# [EXTRACTED DATA]
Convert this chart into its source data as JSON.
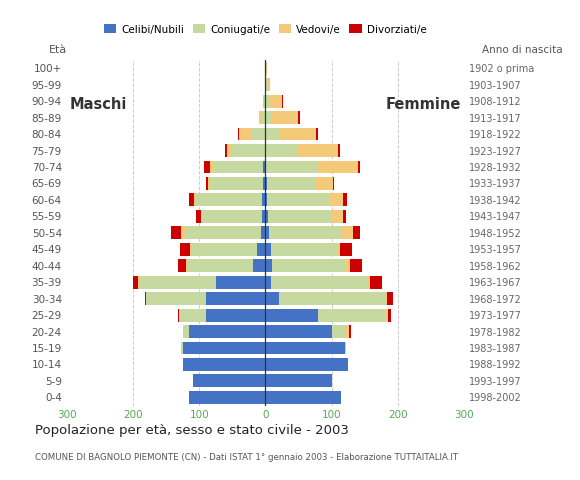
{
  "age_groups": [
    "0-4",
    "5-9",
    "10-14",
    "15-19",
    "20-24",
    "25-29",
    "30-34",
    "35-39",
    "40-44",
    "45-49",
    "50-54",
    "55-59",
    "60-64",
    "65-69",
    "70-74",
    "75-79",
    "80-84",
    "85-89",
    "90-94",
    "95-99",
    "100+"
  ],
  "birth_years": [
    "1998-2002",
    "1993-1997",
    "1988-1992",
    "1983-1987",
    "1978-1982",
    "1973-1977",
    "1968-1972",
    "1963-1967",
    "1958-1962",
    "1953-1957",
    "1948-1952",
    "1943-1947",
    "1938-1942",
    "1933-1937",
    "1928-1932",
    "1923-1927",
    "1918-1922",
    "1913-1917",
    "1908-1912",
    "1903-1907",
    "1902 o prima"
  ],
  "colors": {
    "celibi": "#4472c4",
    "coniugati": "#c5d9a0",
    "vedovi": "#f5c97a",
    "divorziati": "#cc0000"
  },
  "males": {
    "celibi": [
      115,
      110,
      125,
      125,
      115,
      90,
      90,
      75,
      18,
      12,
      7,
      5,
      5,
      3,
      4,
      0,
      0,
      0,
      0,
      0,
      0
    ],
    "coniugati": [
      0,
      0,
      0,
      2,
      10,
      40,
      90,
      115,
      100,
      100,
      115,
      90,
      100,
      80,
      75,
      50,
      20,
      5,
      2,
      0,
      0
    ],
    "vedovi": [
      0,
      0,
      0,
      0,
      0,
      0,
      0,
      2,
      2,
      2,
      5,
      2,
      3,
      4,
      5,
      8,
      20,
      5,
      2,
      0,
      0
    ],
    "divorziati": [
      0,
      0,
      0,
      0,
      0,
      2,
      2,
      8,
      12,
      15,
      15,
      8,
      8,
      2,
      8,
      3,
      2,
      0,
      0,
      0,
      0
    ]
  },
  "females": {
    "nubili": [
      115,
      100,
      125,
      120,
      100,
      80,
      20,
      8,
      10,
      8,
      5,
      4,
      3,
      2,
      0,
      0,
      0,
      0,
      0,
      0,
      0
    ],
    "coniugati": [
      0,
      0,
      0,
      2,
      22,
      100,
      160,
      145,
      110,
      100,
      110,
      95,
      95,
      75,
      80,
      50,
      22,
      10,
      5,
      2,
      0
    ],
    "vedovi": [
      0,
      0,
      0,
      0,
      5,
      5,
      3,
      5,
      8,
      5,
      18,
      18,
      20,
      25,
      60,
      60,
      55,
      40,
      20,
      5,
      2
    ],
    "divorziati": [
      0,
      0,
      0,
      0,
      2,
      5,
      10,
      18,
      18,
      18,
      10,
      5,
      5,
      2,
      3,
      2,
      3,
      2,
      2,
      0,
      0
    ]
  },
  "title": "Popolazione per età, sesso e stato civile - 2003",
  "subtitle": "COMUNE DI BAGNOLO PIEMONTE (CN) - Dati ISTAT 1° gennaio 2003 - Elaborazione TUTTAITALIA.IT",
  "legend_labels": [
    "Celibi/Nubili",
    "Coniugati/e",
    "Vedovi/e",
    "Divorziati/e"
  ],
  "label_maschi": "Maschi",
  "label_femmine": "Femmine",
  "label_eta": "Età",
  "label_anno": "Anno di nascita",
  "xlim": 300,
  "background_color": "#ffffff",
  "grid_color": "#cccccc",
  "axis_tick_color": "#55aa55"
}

# [WHAT THE TASK ASKS]
Your task is to repeat the material above exactly, without its pictures.

# [ANSWER TO THIS EXERCISE]
Convert this chart into its source data as JSON.
{
  "age_groups": [
    "0-4",
    "5-9",
    "10-14",
    "15-19",
    "20-24",
    "25-29",
    "30-34",
    "35-39",
    "40-44",
    "45-49",
    "50-54",
    "55-59",
    "60-64",
    "65-69",
    "70-74",
    "75-79",
    "80-84",
    "85-89",
    "90-94",
    "95-99",
    "100+"
  ],
  "birth_years": [
    "1998-2002",
    "1993-1997",
    "1988-1992",
    "1983-1987",
    "1978-1982",
    "1973-1977",
    "1968-1972",
    "1963-1967",
    "1958-1962",
    "1953-1957",
    "1948-1952",
    "1943-1947",
    "1938-1942",
    "1933-1937",
    "1928-1932",
    "1923-1927",
    "1918-1922",
    "1913-1917",
    "1908-1912",
    "1903-1907",
    "1902 o prima"
  ],
  "colors": {
    "celibi": "#4472c4",
    "coniugati": "#c5d9a0",
    "vedovi": "#f5c97a",
    "divorziati": "#cc0000"
  },
  "males": {
    "celibi": [
      115,
      110,
      125,
      125,
      115,
      90,
      90,
      75,
      18,
      12,
      7,
      5,
      5,
      3,
      4,
      0,
      0,
      0,
      0,
      0,
      0
    ],
    "coniugati": [
      0,
      0,
      0,
      2,
      10,
      40,
      90,
      115,
      100,
      100,
      115,
      90,
      100,
      80,
      75,
      50,
      20,
      5,
      2,
      0,
      0
    ],
    "vedovi": [
      0,
      0,
      0,
      0,
      0,
      0,
      0,
      2,
      2,
      2,
      5,
      2,
      3,
      4,
      5,
      8,
      20,
      5,
      2,
      0,
      0
    ],
    "divorziati": [
      0,
      0,
      0,
      0,
      0,
      2,
      2,
      8,
      12,
      15,
      15,
      8,
      8,
      2,
      8,
      3,
      2,
      0,
      0,
      0,
      0
    ]
  },
  "females": {
    "nubili": [
      115,
      100,
      125,
      120,
      100,
      80,
      20,
      8,
      10,
      8,
      5,
      4,
      3,
      2,
      0,
      0,
      0,
      0,
      0,
      0,
      0
    ],
    "coniugati": [
      0,
      0,
      0,
      2,
      22,
      100,
      160,
      145,
      110,
      100,
      110,
      95,
      95,
      75,
      80,
      50,
      22,
      10,
      5,
      2,
      0
    ],
    "vedovi": [
      0,
      0,
      0,
      0,
      5,
      5,
      3,
      5,
      8,
      5,
      18,
      18,
      20,
      25,
      60,
      60,
      55,
      40,
      20,
      5,
      2
    ],
    "divorziati": [
      0,
      0,
      0,
      0,
      2,
      5,
      10,
      18,
      18,
      18,
      10,
      5,
      5,
      2,
      3,
      2,
      3,
      2,
      2,
      0,
      0
    ]
  },
  "title": "Popolazione per età, sesso e stato civile - 2003",
  "subtitle": "COMUNE DI BAGNOLO PIEMONTE (CN) - Dati ISTAT 1° gennaio 2003 - Elaborazione TUTTAITALIA.IT",
  "legend_labels": [
    "Celibi/Nubili",
    "Coniugati/e",
    "Vedovi/e",
    "Divorziati/e"
  ],
  "label_maschi": "Maschi",
  "label_femmine": "Femmine",
  "label_eta": "Età",
  "label_anno": "Anno di nascita",
  "xlim": 300,
  "background_color": "#ffffff",
  "grid_color": "#cccccc",
  "axis_tick_color": "#55aa55"
}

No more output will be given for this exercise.